> **LISTED RECORDS**
....

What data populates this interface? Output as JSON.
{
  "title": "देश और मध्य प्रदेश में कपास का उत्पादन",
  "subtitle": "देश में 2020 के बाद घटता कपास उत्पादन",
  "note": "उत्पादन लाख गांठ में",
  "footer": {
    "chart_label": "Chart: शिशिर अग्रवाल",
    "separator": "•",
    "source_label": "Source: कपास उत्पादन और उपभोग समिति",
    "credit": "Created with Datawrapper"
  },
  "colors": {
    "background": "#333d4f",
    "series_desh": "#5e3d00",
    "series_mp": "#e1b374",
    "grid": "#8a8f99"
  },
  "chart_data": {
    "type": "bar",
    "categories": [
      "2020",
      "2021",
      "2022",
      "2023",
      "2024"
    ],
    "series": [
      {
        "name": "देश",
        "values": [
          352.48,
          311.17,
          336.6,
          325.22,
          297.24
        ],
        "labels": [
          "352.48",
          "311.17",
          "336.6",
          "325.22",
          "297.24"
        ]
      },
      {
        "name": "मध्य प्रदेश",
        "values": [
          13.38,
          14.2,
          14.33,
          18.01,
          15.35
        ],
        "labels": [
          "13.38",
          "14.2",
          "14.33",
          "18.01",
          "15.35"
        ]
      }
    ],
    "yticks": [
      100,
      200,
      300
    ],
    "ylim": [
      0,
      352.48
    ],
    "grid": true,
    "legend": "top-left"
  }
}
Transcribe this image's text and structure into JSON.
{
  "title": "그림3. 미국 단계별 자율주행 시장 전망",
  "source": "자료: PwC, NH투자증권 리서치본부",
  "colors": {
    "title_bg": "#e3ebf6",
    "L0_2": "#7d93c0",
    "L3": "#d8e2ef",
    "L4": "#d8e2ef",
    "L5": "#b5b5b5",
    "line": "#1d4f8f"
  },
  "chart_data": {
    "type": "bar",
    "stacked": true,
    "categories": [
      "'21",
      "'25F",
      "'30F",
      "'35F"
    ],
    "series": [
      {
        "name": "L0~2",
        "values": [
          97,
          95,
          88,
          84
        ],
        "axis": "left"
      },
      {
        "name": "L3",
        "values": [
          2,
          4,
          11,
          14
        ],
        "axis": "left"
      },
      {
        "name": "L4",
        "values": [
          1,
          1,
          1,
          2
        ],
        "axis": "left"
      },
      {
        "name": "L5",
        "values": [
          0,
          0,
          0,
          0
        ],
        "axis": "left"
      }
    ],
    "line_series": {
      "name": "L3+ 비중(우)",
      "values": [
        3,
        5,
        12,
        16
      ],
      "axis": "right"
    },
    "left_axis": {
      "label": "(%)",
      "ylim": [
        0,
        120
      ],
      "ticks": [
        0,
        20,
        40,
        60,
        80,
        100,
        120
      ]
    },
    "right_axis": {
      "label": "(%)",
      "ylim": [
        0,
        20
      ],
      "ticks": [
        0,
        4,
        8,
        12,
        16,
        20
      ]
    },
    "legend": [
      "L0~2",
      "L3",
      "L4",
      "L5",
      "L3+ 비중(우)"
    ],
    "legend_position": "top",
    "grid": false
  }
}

....

> **INSTRUCTION**
List every line above that contains the word "name".

> **ANSWER BELOW**
        "name": "देश",
        "name": "मध्य प्रदेश",
        "name": "L0~2",
        "name": "L3",
        "name": "L4",
        "name": "L5",
      "name": "L3+ 비중(우)",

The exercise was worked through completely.